▶ Directions
Below are some records. Pull every line that contains the word "deres".

▶ Saved data entries
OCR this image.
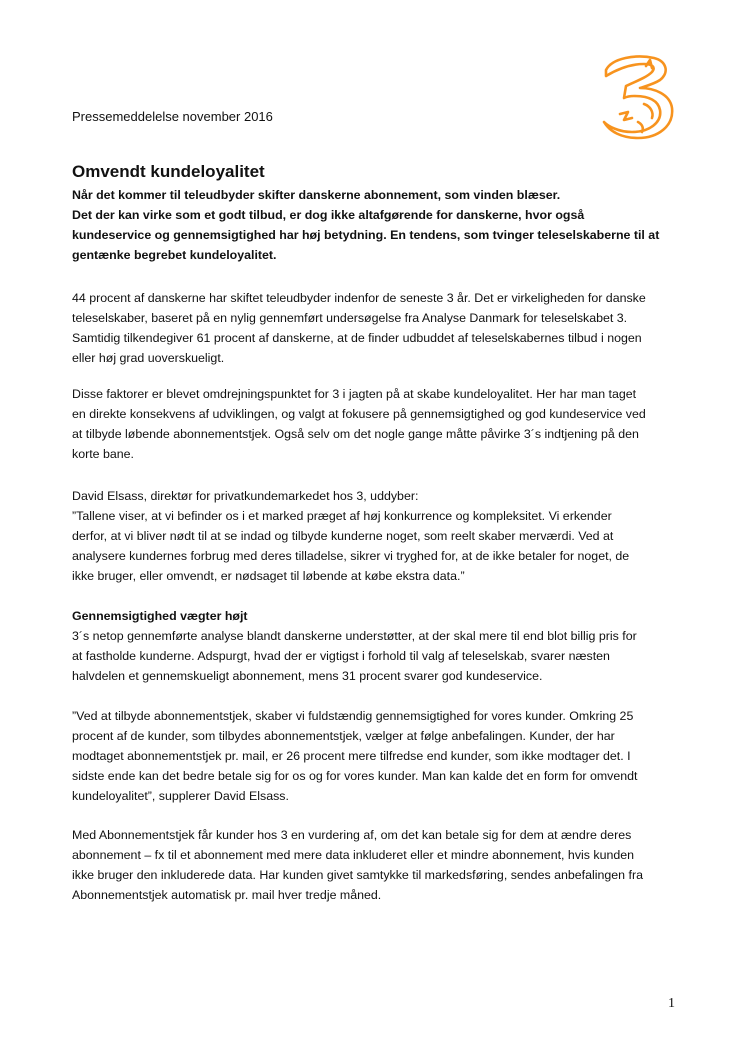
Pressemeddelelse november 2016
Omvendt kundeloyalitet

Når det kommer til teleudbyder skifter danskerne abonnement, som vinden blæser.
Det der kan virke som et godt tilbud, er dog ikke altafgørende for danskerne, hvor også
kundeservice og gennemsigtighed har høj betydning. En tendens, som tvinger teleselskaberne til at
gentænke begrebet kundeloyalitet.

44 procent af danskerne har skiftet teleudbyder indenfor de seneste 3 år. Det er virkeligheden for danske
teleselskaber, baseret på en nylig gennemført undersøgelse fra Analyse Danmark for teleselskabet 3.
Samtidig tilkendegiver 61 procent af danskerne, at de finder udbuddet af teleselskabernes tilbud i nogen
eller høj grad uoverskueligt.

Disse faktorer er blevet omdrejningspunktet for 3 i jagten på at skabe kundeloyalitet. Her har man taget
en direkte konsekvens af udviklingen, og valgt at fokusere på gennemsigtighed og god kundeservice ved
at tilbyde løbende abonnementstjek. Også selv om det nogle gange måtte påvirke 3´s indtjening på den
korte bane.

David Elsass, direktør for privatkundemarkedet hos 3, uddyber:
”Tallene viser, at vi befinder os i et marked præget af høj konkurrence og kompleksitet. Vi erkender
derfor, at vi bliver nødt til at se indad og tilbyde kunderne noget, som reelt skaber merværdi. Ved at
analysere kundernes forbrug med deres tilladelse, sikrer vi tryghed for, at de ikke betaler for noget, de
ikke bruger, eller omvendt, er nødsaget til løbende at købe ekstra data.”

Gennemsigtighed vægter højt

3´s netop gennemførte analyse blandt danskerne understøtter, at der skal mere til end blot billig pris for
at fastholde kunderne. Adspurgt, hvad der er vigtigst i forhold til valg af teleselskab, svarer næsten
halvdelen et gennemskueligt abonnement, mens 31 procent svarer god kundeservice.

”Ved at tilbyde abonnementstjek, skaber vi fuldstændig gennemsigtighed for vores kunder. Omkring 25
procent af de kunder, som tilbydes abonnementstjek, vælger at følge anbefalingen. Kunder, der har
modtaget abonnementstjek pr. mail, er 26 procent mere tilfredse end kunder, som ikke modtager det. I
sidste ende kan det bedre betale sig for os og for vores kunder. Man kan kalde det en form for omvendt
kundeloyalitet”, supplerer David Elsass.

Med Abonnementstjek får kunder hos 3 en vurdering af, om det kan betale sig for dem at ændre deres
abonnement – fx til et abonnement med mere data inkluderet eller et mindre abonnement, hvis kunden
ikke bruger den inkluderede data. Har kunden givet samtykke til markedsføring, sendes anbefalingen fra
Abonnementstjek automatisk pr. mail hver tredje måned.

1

* * *

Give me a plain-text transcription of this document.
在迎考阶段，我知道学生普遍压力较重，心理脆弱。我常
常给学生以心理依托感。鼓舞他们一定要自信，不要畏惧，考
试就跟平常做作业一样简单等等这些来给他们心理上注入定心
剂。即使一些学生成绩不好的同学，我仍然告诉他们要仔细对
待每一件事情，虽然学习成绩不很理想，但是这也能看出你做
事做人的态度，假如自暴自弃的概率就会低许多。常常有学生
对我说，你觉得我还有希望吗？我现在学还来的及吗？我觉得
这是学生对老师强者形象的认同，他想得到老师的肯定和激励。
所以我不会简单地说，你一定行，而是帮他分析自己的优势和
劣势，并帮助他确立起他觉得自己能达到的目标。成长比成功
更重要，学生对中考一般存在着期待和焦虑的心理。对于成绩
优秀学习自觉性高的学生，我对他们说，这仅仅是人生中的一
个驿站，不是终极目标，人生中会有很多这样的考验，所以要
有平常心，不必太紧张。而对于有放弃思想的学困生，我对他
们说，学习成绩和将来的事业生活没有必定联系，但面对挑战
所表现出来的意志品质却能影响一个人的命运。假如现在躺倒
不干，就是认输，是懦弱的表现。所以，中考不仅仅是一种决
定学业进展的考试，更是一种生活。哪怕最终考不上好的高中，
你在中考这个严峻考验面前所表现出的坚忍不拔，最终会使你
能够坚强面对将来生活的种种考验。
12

▶ Solution
analysere kundernes forbrug med deres tilladelse, sikrer vi tryghed for, at de ikke betaler for noget, de
Med Abonnementstjek får kunder hos 3 en vurdering af, om det kan betale sig for dem at ændre deres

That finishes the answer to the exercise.